YOUR INSTRUCTIONS:
Can you output the records below exactly as they are written?
*** RECORDS TO USE ***
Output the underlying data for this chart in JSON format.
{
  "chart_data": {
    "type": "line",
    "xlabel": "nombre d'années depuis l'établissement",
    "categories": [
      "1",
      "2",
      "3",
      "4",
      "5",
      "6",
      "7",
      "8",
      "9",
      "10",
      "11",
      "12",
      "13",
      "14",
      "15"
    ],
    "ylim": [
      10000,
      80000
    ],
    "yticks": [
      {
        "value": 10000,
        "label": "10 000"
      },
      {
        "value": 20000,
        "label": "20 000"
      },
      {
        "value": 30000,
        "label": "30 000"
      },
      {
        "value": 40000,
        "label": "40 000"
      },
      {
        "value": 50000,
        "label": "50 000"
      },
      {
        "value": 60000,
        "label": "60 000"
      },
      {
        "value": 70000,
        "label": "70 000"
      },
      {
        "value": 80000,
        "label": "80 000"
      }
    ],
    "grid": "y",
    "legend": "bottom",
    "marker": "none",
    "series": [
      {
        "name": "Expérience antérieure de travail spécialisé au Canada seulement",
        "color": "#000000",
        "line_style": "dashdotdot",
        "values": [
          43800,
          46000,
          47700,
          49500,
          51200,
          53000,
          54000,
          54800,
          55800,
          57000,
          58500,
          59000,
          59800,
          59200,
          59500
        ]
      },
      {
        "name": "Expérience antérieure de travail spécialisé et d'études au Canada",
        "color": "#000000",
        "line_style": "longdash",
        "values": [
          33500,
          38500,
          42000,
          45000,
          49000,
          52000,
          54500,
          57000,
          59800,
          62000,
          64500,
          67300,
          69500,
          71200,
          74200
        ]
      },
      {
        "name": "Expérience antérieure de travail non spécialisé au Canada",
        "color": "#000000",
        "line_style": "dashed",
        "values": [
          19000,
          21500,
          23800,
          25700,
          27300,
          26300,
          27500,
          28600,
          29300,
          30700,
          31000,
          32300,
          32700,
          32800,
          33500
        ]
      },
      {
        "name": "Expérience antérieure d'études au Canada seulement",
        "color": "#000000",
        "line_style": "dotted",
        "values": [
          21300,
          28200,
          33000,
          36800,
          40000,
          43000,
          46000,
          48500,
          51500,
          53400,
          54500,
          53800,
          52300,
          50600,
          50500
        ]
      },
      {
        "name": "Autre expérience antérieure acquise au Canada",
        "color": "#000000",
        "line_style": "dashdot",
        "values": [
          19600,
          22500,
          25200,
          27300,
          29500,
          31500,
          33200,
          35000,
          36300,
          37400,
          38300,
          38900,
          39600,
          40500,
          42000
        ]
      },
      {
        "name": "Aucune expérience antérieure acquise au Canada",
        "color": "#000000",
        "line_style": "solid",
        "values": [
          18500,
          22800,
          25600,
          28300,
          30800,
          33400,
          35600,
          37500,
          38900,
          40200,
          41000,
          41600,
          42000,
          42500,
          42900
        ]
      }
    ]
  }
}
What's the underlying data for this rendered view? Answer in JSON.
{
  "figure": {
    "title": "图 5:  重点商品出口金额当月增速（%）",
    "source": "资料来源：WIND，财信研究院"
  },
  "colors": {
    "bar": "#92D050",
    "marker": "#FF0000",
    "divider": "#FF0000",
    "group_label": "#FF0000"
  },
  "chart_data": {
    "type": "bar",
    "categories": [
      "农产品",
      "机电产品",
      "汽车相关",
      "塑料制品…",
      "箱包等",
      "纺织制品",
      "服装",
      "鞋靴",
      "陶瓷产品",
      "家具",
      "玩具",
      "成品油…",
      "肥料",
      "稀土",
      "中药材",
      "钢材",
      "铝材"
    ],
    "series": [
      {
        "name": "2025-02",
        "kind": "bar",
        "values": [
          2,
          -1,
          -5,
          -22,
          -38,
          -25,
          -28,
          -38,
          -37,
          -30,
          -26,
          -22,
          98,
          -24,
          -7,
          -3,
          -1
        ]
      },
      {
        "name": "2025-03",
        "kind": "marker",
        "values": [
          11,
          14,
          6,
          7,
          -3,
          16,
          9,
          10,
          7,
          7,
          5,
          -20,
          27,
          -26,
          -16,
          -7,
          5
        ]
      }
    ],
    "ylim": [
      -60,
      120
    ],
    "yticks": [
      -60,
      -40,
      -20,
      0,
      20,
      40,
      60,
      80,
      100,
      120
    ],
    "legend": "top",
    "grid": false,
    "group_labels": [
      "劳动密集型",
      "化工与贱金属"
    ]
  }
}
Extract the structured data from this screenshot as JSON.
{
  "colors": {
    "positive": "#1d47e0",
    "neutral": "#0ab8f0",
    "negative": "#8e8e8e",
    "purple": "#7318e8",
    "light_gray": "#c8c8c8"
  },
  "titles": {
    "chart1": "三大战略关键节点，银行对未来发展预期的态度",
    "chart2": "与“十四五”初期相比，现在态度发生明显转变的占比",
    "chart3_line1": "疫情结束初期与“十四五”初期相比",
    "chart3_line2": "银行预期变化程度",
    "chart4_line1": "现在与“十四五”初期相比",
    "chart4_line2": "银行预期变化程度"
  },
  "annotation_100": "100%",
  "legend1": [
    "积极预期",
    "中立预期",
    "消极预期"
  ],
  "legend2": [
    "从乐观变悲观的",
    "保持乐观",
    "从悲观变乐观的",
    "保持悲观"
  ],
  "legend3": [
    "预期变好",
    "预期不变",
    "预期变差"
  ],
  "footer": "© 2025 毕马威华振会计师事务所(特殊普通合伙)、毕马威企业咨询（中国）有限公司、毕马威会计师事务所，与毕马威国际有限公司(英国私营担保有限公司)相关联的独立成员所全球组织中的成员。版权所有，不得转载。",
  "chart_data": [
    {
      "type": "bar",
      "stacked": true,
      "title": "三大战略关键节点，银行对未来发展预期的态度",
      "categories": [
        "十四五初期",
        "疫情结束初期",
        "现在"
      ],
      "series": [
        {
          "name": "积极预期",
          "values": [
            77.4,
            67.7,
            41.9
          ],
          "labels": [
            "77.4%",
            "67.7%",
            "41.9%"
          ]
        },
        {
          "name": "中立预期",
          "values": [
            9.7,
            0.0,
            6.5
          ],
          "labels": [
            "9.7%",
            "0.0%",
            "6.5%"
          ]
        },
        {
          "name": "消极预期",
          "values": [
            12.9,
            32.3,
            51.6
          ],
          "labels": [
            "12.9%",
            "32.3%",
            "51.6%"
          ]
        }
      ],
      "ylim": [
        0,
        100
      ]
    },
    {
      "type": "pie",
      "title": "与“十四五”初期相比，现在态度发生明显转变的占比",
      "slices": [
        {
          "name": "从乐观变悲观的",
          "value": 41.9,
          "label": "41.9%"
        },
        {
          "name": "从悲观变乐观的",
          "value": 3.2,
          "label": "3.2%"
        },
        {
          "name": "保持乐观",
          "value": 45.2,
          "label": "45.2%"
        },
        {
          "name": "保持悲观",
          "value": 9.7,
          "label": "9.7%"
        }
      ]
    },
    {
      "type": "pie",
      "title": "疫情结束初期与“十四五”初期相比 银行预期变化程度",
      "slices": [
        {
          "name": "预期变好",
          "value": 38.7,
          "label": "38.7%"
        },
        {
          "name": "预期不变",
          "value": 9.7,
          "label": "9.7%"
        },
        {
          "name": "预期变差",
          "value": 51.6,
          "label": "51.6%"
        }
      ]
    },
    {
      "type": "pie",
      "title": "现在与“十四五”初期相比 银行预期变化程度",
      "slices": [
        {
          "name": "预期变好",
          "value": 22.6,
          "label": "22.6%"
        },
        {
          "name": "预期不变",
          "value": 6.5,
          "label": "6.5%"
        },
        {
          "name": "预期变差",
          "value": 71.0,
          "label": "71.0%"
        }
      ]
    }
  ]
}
***
COMPLETE RESPONSE:
Output the underlying data for this chart in JSON format.
{
  "chart_data": {
    "type": "line",
    "xlabel": "nombre d'années depuis l'établissement",
    "categories": [
      "1",
      "2",
      "3",
      "4",
      "5",
      "6",
      "7",
      "8",
      "9",
      "10",
      "11",
      "12",
      "13",
      "14",
      "15"
    ],
    "ylim": [
      10000,
      80000
    ],
    "yticks": [
      {
        "value": 10000,
        "label": "10 000"
      },
      {
        "value": 20000,
        "label": "20 000"
      },
      {
        "value": 30000,
        "label": "30 000"
      },
      {
        "value": 40000,
        "label": "40 000"
      },
      {
        "value": 50000,
        "label": "50 000"
      },
      {
        "value": 60000,
        "label": "60 000"
      },
      {
        "value": 70000,
        "label": "70 000"
      },
      {
        "value": 80000,
        "label": "80 000"
      }
    ],
    "grid": "y",
    "legend": "bottom",
    "marker": "none",
    "series": [
      {
        "name": "Expérience antérieure de travail spécialisé au Canada seulement",
        "color": "#000000",
        "line_style": "dashdotdot",
        "values": [
          43800,
          46000,
          47700,
          49500,
          51200,
          53000,
          54000,
          54800,
          55800,
          57000,
          58500,
          59000,
          59800,
          59200,
          59500
        ]
      },
      {
        "name": "Expérience antérieure de travail spécialisé et d'études au Canada",
        "color": "#000000",
        "line_style": "longdash",
        "values": [
          33500,
          38500,
          42000,
          45000,
          49000,
          52000,
          54500,
          57000,
          59800,
          62000,
          64500,
          67300,
          69500,
          71200,
          74200
        ]
      },
      {
        "name": "Expérience antérieure de travail non spécialisé au Canada",
        "color": "#000000",
        "line_style": "dashed",
        "values": [
          19000,
          21500,
          23800,
          25700,
          27300,
          26300,
          27500,
          28600,
          29300,
          30700,
          31000,
          32300,
          32700,
          32800,
          33500
        ]
      },
      {
        "name": "Expérience antérieure d'études au Canada seulement",
        "color": "#000000",
        "line_style": "dotted",
        "values": [
          21300,
          28200,
          33000,
          36800,
          40000,
          43000,
          46000,
          48500,
          51500,
          53400,
          54500,
          53800,
          52300,
          50600,
          50500
        ]
      },
      {
        "name": "Autre expérience antérieure acquise au Canada",
        "color": "#000000",
        "line_style": "dashdot",
        "values": [
          19600,
          22500,
          25200,
          27300,
          29500,
          31500,
          33200,
          35000,
          36300,
          37400,
          38300,
          38900,
          39600,
          40500,
          42000
        ]
      },
      {
        "name": "Aucune expérience antérieure acquise au Canada",
        "color": "#000000",
        "line_style": "solid",
        "values": [
          18500,
          22800,
          25600,
          28300,
          30800,
          33400,
          35600,
          37500,
          38900,
          40200,
          41000,
          41600,
          42000,
          42500,
          42900
        ]
      }
    ]
  }
}
What's the underlying data for this rendered view? Answer in JSON.
{
  "figure": {
    "title": "图 5:  重点商品出口金额当月增速（%）",
    "source": "资料来源：WIND，财信研究院"
  },
  "colors": {
    "bar": "#92D050",
    "marker": "#FF0000",
    "divider": "#FF0000",
    "group_label": "#FF0000"
  },
  "chart_data": {
    "type": "bar",
    "categories": [
      "农产品",
      "机电产品",
      "汽车相关",
      "塑料制品…",
      "箱包等",
      "纺织制品",
      "服装",
      "鞋靴",
      "陶瓷产品",
      "家具",
      "玩具",
      "成品油…",
      "肥料",
      "稀土",
      "中药材",
      "钢材",
      "铝材"
    ],
    "series": [
      {
        "name": "2025-02",
        "kind": "bar",
        "values": [
          2,
          -1,
          -5,
          -22,
          -38,
          -25,
          -28,
          -38,
          -37,
          -30,
          -26,
          -22,
          98,
          -24,
          -7,
          -3,
          -1
        ]
      },
      {
        "name": "2025-03",
        "kind": "marker",
        "values": [
          11,
          14,
          6,
          7,
          -3,
          16,
          9,
          10,
          7,
          7,
          5,
          -20,
          27,
          -26,
          -16,
          -7,
          5
        ]
      }
    ],
    "ylim": [
      -60,
      120
    ],
    "yticks": [
      -60,
      -40,
      -20,
      0,
      20,
      40,
      60,
      80,
      100,
      120
    ],
    "legend": "top",
    "grid": false,
    "group_labels": [
      "劳动密集型",
      "化工与贱金属"
    ]
  }
}
Extract the structured data from this screenshot as JSON.
{
  "colors": {
    "positive": "#1d47e0",
    "neutral": "#0ab8f0",
    "negative": "#8e8e8e",
    "purple": "#7318e8",
    "light_gray": "#c8c8c8"
  },
  "titles": {
    "chart1": "三大战略关键节点，银行对未来发展预期的态度",
    "chart2": "与“十四五”初期相比，现在态度发生明显转变的占比",
    "chart3_line1": "疫情结束初期与“十四五”初期相比",
    "chart3_line2": "银行预期变化程度",
    "chart4_line1": "现在与“十四五”初期相比",
    "chart4_line2": "银行预期变化程度"
  },
  "annotation_100": "100%",
  "legend1": [
    "积极预期",
    "中立预期",
    "消极预期"
  ],
  "legend2": [
    "从乐观变悲观的",
    "保持乐观",
    "从悲观变乐观的",
    "保持悲观"
  ],
  "legend3": [
    "预期变好",
    "预期不变",
    "预期变差"
  ],
  "footer": "© 2025 毕马威华振会计师事务所(特殊普通合伙)、毕马威企业咨询（中国）有限公司、毕马威会计师事务所，与毕马威国际有限公司(英国私营担保有限公司)相关联的独立成员所全球组织中的成员。版权所有，不得转载。",
  "chart_data": [
    {
      "type": "bar",
      "stacked": true,
      "title": "三大战略关键节点，银行对未来发展预期的态度",
      "categories": [
        "十四五初期",
        "疫情结束初期",
        "现在"
      ],
      "series": [
        {
          "name": "积极预期",
          "values": [
            77.4,
            67.7,
            41.9
          ],
          "labels": [
            "77.4%",
            "67.7%",
            "41.9%"
          ]
        },
        {
          "name": "中立预期",
          "values": [
            9.7,
            0.0,
            6.5
          ],
          "labels": [
            "9.7%",
            "0.0%",
            "6.5%"
          ]
        },
        {
          "name": "消极预期",
          "values": [
            12.9,
            32.3,
            51.6
          ],
          "labels": [
            "12.9%",
            "32.3%",
            "51.6%"
          ]
        }
      ],
      "ylim": [
        0,
        100
      ]
    },
    {
      "type": "pie",
      "title": "与“十四五”初期相比，现在态度发生明显转变的占比",
      "slices": [
        {
          "name": "从乐观变悲观的",
          "value": 41.9,
          "label": "41.9%"
        },
        {
          "name": "从悲观变乐观的",
          "value": 3.2,
          "label": "3.2%"
        },
        {
          "name": "保持乐观",
          "value": 45.2,
          "label": "45.2%"
        },
        {
          "name": "保持悲观",
          "value": 9.7,
          "label": "9.7%"
        }
      ]
    },
    {
      "type": "pie",
      "title": "疫情结束初期与“十四五”初期相比 银行预期变化程度",
      "slices": [
        {
          "name": "预期变好",
          "value": 38.7,
          "label": "38.7%"
        },
        {
          "name": "预期不变",
          "value": 9.7,
          "label": "9.7%"
        },
        {
          "name": "预期变差",
          "value": 51.6,
          "label": "51.6%"
        }
      ]
    },
    {
      "type": "pie",
      "title": "现在与“十四五”初期相比 银行预期变化程度",
      "slices": [
        {
          "name": "预期变好",
          "value": 22.6,
          "label": "22.6%"
        },
        {
          "name": "预期不变",
          "value": 6.5,
          "label": "6.5%"
        },
        {
          "name": "预期变差",
          "value": 71.0,
          "label": "71.0%"
        }
      ]
    }
  ]
}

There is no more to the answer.